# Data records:
===============

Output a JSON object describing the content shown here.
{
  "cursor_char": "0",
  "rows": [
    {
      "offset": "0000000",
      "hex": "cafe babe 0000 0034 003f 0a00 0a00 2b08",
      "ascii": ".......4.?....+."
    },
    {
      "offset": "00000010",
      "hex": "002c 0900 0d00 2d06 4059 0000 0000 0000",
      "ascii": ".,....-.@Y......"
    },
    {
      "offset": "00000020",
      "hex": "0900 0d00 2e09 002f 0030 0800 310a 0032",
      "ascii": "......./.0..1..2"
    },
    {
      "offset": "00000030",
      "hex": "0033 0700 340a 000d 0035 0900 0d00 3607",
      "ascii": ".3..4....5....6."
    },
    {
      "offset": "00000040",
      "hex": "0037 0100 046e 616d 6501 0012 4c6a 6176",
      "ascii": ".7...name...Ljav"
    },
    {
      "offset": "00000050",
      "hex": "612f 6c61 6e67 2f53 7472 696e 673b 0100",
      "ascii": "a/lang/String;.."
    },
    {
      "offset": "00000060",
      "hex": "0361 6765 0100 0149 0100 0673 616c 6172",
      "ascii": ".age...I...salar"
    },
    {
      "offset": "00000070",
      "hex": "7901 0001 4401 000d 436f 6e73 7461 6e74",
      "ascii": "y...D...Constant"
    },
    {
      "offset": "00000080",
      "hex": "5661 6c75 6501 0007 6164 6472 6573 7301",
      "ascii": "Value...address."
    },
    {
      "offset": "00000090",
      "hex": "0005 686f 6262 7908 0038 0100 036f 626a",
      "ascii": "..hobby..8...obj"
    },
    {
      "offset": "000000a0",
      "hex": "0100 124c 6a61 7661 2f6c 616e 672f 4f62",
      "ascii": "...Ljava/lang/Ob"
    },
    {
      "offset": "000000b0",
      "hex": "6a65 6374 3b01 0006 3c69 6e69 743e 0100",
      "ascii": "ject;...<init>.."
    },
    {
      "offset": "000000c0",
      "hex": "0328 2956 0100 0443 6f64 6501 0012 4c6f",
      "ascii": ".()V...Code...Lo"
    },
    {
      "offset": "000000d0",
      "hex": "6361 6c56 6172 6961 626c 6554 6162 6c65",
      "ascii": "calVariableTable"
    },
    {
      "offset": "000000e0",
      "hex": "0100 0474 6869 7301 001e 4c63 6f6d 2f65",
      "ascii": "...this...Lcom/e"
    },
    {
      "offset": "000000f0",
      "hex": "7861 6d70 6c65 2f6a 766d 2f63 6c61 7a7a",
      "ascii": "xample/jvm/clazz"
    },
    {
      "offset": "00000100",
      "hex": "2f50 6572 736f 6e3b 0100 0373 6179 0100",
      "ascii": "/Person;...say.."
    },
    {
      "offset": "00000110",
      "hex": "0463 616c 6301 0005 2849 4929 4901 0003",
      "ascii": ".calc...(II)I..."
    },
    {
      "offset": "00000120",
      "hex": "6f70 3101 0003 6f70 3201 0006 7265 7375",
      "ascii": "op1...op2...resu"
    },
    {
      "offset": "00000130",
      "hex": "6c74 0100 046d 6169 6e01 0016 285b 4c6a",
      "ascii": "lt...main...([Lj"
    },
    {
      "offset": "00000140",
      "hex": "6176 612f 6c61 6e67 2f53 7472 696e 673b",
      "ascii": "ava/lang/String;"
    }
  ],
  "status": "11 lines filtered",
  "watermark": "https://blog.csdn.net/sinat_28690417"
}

===============

# Exercise details:
Identify the lines above with the word "String". Copy them.

# Completed task:
      "ascii": "a/lang/String;.."
      "ascii": "ava/lang/String;"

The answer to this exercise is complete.